* [DIRECTIONS]: Using the data below, copy each line that includes the word "политичких".

* [INPUT MATERIAL]:
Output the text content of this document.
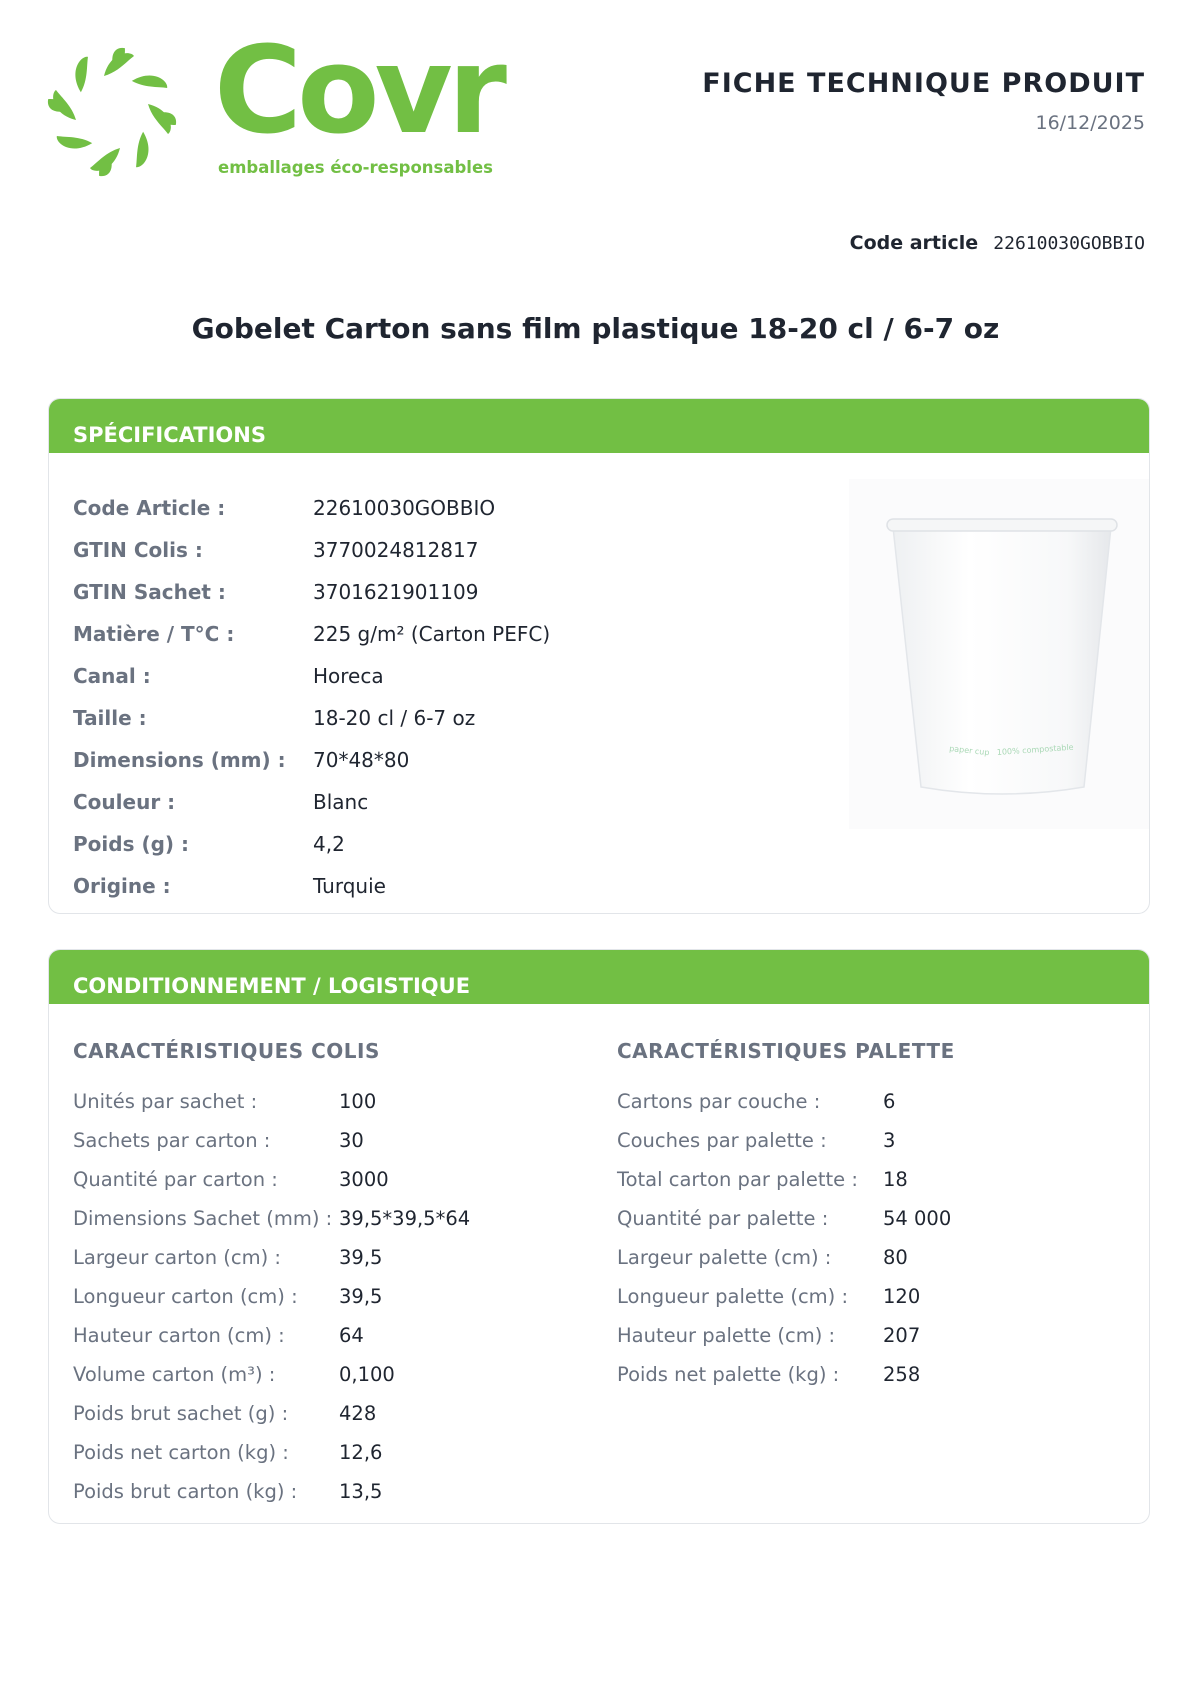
Covr
emballages éco-responsables
FICHE TECHNIQUE PRODUIT
16/12/2025
Code article 22610030GOBBIO
Gobelet Carton sans film plastique 18-20 cl / 6-7 oz
SPÉCIFICATIONS
Code Article :	22610030GOBBIO
GTIN Colis :	3770024812817
GTIN Sachet :	3701621901109
Matière / T°C :	225 g/m² (Carton PEFC)
Canal :	Horeca
Taille :	18-20 cl / 6-7 oz
Dimensions (mm) :	70*48*80
Couleur :	Blanc
Poids (g) :	4,2
Origine :	Turquie
paper cup 100% compostable
CONDITIONNEMENT / LOGISTIQUE
CARACTÉRISTIQUES COLIS	CARACTÉRISTIQUES PALETTE
Unités par sachet :	100
Sachets par carton :	30
Quantité par carton :	3000
Dimensions Sachet (mm) : 39,5*39,5*64
Largeur carton (cm) :	39,5
Longueur carton (cm) : 39,5
Hauteur carton (cm) :	64
Volume carton (m³) :	0,100
Poids brut sachet (g) :	428
Poids net carton (kg) :	12,6
Poids brut carton (kg) : 13,5
Cartons par couche :	6
Couches par palette :	3
Total carton par palette : 18
Quantité par palette :	54 000
Largeur palette (cm) :	80
Longueur palette (cm) : 120
Hauteur palette (cm) : 207
Poids net palette (kg) : 258
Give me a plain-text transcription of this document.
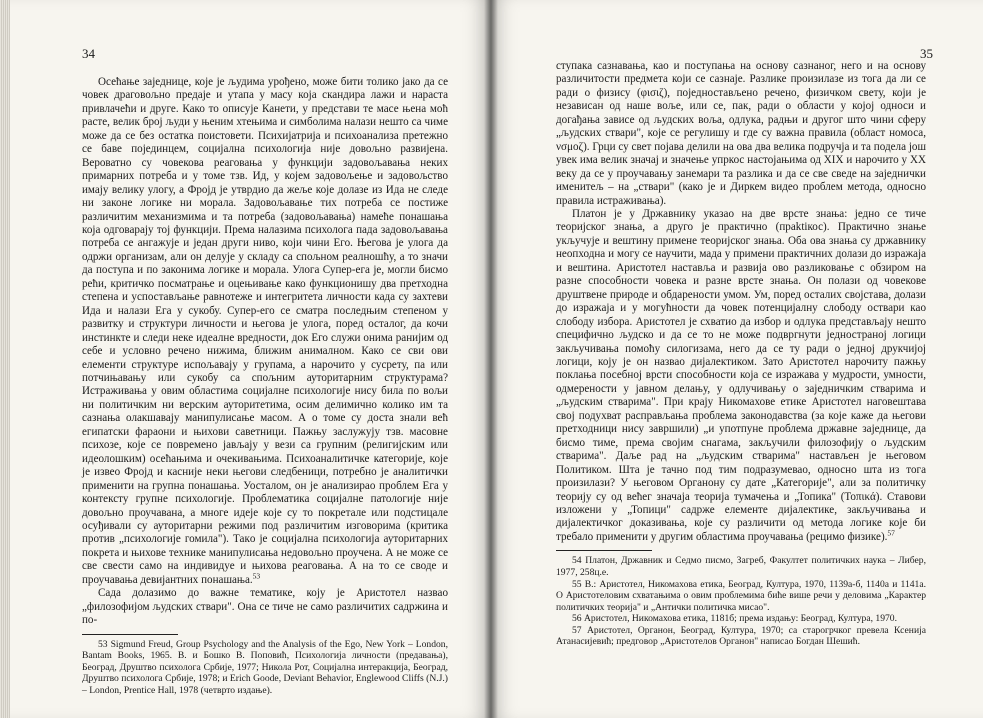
34

Осећање заједнице, које је људима урођено, може бити толико јако да се човек драговољно предаје и утапа у масу која скандира лажи и нараста привлачећи и друге. Како то описује Канети, у представи те масе њена моћ расте, велик број људи у њеним хтењима и симболима налази нешто са чиме може да се без остатка поистовети. Психијатрија и психоанализа претежно се баве појединцем, социјална психологија није довољно развијена. Вероватно су човекова реаговања у функцији задовољавања неких примарних потреба и у томе тзв. Ид, у којем задовољење и задовољство имају велику улогу, а Фројд је утврдио да жеље које долазе из Ида не следе ни законе логике ни морала. Задовољавање тих потреба се постиже различитим механизмима и та потреба (задовољавања) намеће понашања која одговарају тој функцији. Према налазима психолога пада задовољавања потреба се ангажује и један други ниво, који чини Его. Његова је улога да одржи организам, али он делује у складу са спољном реалношћу, а то значи да поступа и по законима логике и морала. Улога Супер-ега је, могли бисмо рећи, критичко посматрање и оцењивање како функционишу два претходна степена и успостављање равнотеже и интегритета личности када су захтеви Ида и налази Ега у сукобу. Супер-его се сматра последњим степеном у развитку и структури личности и његова је улога, поред осталог, да кочи инстинкте и следи неке идеалне вредности, док Его служи онима ранијим од себе и условно речено нижима, ближим анималном. Како се сви ови елементи структуре испољавају у групама, а нарочито у сусрету, па или потчињавању или сукобу са спољним ауторитарним структурама? Истраживања у овим областима социјалне психологије нису била по вољи ни политичким ни верским ауторитетима, осим делимично колико им та сазнања олакшавају манипулисање масом. А о томе су доста знали већ египатски фараони и њихови саветници. Пажњу заслужују тзв. масовне психозе, које се повремено јављају у вези са групним (религијским или идеолошким) осећањима и очекивањима. Психоаналитичке категорије, које је извео Фројд и касније неки његови следбеници, потребно је аналитички применити на групна понашања. Уосталом, он је анализирао проблем Ега у контексту групне психологије. Проблематика социјалне патологије није довољно проучавана, а многе идеје које су то покретале или подстицале осуђивали су ауторитарни режими под различитим изговорима (критика против „психологије гомила"). Такo је социјална психологија ауторитарних покрета и њихове технике манипулисања недовољно проучена. А не може се све свести само на индивидуе и њихова реаговања. А на то се своде и проучавања девијантних понашања.$^{53}$

Сада долазимо до важне тематике, коју је Аристотел назвао „филозофијом људских ствари". Она се тиче не само различитих садржина и по-

53 Sigmund Freud, Group Psychology and the Analysis of the Ego, New York – London, Bantam Books, 1965. В. и Бошко В. Поповић, Психологија личности (предавања), Београд, Друштво психолога Србије, 1977; Никола Рот, Социјална интеракција, Београд, Друштво психолога Србије, 1978; и Erich Goode, Deviant Behavior, Englewood Cliffs (N.J.) – London, Prentice Hall, 1978 (четврто издање).

35

ступака сазнавања, као и поступања на основу сазнаног, него и на основу различитости предмета који се сазнаје. Разлике произилазе из тога да ли се ради о физису (φισιζ), поједностављено речено, физичком свету, који је независан од наше воље, или се, пак, ради о области у којој односи и догађања зависе од људских воља, одлука, радњи и другог што чини сферу „људских ствари", које се регулишу и где су важна правила (област номоса, νσμοζ). Грци су свет појава делили на ова два велика подручја и та подела још увек има велик значај и значење упркос настојањима од XIX и нарочито у XX веку да се у проучавању занемари та разлика и да се све сведе на заједнички именитељ – на „ствари" (како је и Диркем видео проблем метода, односно правила истраживања).

Платон је у Државнику указао на две врсте знања: једно се тиче теоријског знања, а друго је практично (праktiкос). Практично знање укључује и вештину примене теоријског знања. Оба ова знања су државнику неопходна и могу се научити, мада у примени практичних долази до изражаја и вештина. Аристотел наставља и развија ово разликовање с обзиром на разне способности човека и разне врсте знања. Он полази од човекове друштвене природе и обдарености умом. Ум, поред осталих својстава, долази до изражаја и у могућности да човек потенцијалну слободу оствари као слободу избора. Аристотел је схватио да избор и одлука представљају нешто специфично људско и да се то не може подвргнути једностраној логици закључивања помоћу силогизама, него да се ту ради о једној друкчијој логици, коју је он назвао дијалектиком. Зато Аристотел нарочиту пажњу поклања посебној врсти способности која се изражава у мудрости, умности, одмерености у јавном делању, у одлучивању о заједничким стварима и „људским стварима". При крају Никомахове етике Аристотел наговештава свој подухват расправљања проблема законодавства (за које каже да његови претходници нису завршили) „и употпуне проблема државне заједнице, да бисмо тиме, према својим снагама, закључили филозофију о људским стварима". Даље рад на „људским стварима" настављен је његовом Политиком. Шта је тачно под тим подразумевао, односно шта из тога произилази? У његовом Органону су дате „Категорије", али за политичку теорију су од већег значаја теорија тумачења и „Топика" (Тоπικά). Ставови изложени у „Топици" садрже елементе дијалектике, закључивања и дијалектичког доказивања, које су различити од метода логике које би требало применити у другим областима проучавања (рецимо физике).$^{57}$

54 Платон, Државник и Седмо писмо, Загреб, Факултет политичких наука – Либер, 1977, 258ц.е.

55 В.: Аристотел, Никомахова етика, Београд, Култура, 1970, 1139а-б, 1140а и 1141а. О Аристотеловим схватањима о овим проблемима биће више речи у деловима „Карактер политичких теорија" и „Антички политичка мисао".

56 Аристотел, Никомахова етика, 1181б; према издању: Београд, Култура, 1970.

57 Аристотел, Органон, Београд, Култура, 1970; са старогрчког превела Ксенија Атанасијевић; предговор „Аристотелов Органон" написао Богдан Шешић.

* [RESPONSE TO THE TASK]:
54 Платон, Државник и Седмо писмо, Загреб, Факултет политичких наука – Либер, 1977, 258ц.е.
55 В.: Аристотел, Никомахова етика, Београд, Култура, 1970, 1139а-б, 1140а и 1141а. О Аристотеловим схватањима о овим проблемима биће више речи у деловима „Карактер политичких теорија" и „Антички политичка мисао".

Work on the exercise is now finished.